§ Material provided:
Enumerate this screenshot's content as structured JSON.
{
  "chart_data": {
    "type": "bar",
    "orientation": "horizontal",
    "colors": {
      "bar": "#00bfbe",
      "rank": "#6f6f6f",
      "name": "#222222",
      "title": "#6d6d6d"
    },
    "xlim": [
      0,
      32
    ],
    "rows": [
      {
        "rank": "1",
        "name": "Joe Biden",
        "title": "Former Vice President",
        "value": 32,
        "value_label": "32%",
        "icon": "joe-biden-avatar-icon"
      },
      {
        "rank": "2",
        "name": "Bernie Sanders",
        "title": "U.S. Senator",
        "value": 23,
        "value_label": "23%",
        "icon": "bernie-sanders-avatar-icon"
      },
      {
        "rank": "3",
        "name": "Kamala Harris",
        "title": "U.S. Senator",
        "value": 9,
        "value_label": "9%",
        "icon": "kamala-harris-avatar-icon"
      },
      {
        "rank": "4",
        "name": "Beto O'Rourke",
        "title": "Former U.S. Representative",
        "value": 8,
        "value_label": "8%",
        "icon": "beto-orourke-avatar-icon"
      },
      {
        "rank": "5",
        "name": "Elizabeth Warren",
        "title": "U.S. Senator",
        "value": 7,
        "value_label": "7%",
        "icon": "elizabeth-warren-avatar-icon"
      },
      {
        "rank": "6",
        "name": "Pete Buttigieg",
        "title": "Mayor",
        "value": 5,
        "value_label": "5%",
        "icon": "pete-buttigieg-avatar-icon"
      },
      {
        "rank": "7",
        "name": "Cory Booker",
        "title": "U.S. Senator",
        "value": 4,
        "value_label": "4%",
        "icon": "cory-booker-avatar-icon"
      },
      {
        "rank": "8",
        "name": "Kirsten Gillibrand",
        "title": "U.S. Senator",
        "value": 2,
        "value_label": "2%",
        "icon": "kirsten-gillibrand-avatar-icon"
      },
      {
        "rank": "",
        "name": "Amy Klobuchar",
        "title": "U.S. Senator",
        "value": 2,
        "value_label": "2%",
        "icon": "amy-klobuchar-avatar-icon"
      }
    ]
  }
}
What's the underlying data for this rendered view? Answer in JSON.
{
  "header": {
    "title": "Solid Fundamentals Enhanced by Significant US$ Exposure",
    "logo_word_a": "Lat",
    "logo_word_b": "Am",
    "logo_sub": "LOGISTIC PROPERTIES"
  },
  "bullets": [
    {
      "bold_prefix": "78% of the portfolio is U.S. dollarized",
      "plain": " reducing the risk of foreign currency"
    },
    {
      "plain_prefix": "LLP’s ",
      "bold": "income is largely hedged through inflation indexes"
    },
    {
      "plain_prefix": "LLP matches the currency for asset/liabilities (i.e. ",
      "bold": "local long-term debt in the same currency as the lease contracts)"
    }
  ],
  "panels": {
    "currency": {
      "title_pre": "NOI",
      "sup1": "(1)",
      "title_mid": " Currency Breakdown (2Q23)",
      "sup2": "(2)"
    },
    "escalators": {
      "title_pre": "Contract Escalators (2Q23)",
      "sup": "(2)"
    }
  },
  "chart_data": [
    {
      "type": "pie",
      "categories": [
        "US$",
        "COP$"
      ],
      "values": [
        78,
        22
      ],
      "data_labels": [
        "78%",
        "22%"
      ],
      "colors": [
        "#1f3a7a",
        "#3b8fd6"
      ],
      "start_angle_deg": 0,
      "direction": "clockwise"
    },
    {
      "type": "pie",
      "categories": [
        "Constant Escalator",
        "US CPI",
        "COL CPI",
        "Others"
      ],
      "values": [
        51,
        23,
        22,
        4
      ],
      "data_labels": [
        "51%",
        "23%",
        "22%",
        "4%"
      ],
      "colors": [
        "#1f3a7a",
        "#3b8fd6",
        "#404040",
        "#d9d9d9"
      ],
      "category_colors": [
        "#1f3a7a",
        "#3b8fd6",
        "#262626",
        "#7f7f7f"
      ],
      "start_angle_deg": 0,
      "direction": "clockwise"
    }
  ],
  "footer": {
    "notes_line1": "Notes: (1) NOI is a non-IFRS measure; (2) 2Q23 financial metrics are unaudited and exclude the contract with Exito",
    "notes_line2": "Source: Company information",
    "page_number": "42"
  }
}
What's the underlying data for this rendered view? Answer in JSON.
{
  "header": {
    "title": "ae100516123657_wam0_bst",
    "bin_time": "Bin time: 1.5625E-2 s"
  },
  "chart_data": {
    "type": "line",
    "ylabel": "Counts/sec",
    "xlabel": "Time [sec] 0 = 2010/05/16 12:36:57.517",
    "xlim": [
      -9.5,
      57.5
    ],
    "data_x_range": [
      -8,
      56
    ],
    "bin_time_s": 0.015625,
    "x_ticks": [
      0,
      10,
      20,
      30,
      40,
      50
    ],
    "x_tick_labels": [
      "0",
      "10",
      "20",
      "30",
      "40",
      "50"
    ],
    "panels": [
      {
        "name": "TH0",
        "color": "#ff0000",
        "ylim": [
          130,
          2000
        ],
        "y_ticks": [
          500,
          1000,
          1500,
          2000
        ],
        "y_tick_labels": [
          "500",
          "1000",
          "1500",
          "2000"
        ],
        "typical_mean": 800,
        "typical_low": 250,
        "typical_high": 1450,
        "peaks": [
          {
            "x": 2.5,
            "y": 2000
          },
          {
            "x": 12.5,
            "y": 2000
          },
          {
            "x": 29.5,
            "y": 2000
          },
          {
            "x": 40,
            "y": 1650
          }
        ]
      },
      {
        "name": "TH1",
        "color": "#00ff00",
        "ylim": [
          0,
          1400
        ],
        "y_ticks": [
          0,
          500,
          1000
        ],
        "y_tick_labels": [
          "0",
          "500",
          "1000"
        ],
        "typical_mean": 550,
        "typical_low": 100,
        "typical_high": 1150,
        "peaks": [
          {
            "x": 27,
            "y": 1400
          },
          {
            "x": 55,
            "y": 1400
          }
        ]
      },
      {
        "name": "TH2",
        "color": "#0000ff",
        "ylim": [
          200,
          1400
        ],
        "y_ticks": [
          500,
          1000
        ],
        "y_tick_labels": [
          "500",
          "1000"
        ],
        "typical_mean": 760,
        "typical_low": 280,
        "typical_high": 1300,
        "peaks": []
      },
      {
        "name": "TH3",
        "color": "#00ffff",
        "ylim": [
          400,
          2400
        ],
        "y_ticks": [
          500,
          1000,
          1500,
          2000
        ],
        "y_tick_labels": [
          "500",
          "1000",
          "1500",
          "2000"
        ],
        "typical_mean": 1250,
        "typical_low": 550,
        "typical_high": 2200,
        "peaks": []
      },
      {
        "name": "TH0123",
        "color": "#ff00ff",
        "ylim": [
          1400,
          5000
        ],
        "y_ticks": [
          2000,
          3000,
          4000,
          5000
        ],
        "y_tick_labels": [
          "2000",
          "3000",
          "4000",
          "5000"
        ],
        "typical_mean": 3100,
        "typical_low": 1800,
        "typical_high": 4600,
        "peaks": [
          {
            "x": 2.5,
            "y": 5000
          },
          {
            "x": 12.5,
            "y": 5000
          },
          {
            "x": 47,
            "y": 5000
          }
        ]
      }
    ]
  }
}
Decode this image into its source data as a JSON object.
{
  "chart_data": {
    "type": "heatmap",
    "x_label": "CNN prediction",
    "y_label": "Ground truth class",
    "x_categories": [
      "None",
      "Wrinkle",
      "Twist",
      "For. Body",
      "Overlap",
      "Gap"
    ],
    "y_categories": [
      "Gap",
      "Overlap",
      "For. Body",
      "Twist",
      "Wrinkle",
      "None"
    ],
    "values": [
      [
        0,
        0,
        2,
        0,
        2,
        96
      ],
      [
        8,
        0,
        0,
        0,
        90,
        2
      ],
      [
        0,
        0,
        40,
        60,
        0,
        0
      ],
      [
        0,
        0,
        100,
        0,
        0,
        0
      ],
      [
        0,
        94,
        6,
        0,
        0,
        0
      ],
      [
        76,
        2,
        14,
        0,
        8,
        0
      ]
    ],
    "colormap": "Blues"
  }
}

§ To be done:
Each line above that holds the string "this" should be copied and shown.

§ Reply to the task:
Enumerate this screenshot's content as structured JSON.
What's the underlying data for this rendered view? Answer in JSON.
What's the underlying data for this rendered view? Answer in JSON.
Decode this image into its source data as a JSON object.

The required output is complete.